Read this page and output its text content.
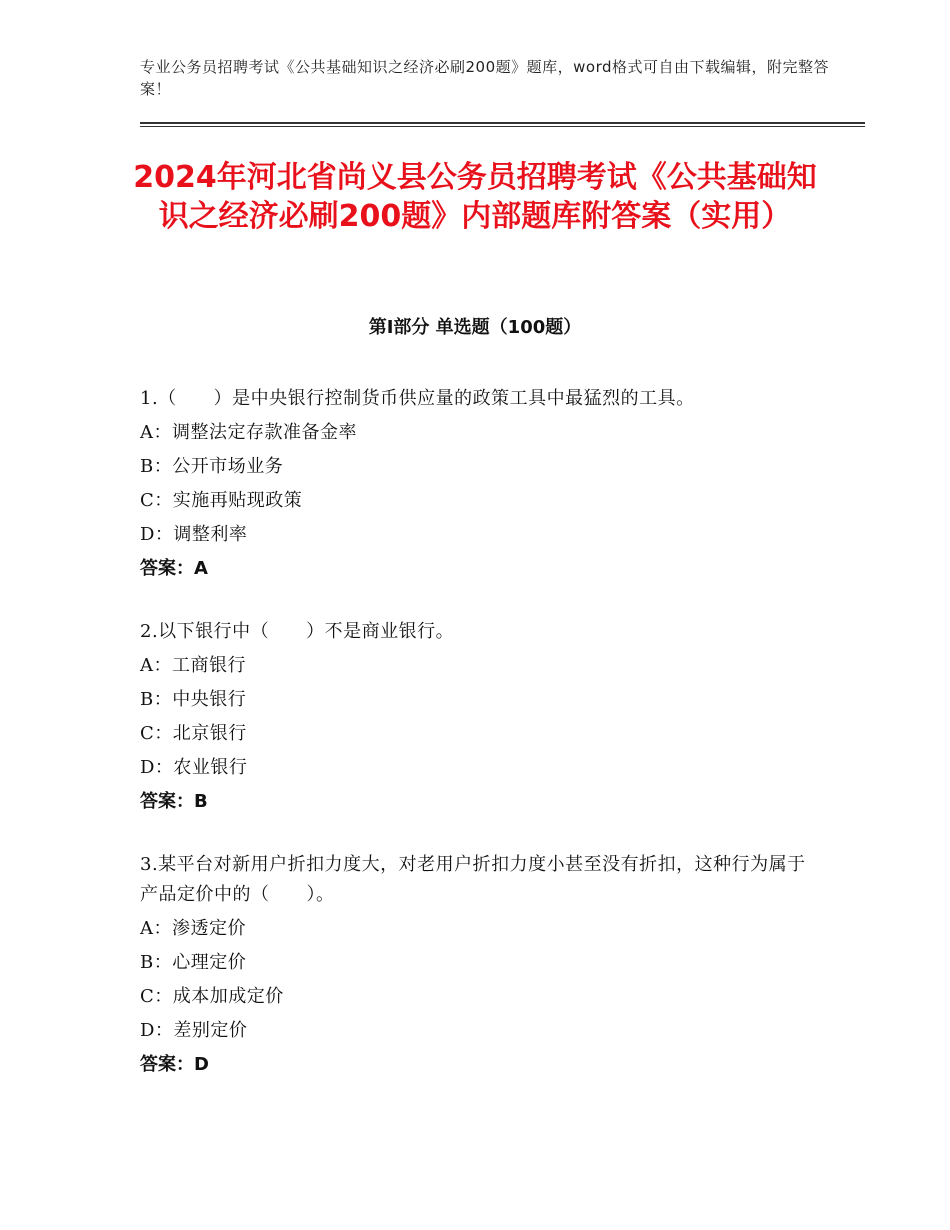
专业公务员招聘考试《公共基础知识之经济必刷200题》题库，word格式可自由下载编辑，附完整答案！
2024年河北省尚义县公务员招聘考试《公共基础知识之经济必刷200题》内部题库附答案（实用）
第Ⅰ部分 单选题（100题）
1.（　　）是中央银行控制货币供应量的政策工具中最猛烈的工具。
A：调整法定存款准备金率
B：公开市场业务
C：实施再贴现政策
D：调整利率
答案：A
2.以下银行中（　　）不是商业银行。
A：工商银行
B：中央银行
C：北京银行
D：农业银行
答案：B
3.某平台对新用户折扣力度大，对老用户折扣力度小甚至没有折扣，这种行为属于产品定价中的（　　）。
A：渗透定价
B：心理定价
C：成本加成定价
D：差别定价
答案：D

Exercise objective: Write out the listing above again, exactly, but with no pictures in the copy.

Written answer:
Read this page and output its text content.
专业公务员招聘考试《公共基础知识之经济必刷200题》题库，word格式可自由下载编辑，附完整答案！
2024年河北省尚义县公务员招聘考试《公共基础知识之经济必刷200题》内部题库附答案（实用）
第Ⅰ部分 单选题（100题）
1.（　　）是中央银行控制货币供应量的政策工具中最猛烈的工具。
A：调整法定存款准备金率
B：公开市场业务
C：实施再贴现政策
D：调整利率
答案：A
2.以下银行中（　　）不是商业银行。
A：工商银行
B：中央银行
C：北京银行
D：农业银行
答案：B
3.某平台对新用户折扣力度大，对老用户折扣力度小甚至没有折扣，这种行为属于产品定价中的（　　）。
A：渗透定价
B：心理定价
C：成本加成定价
D：差别定价
答案：D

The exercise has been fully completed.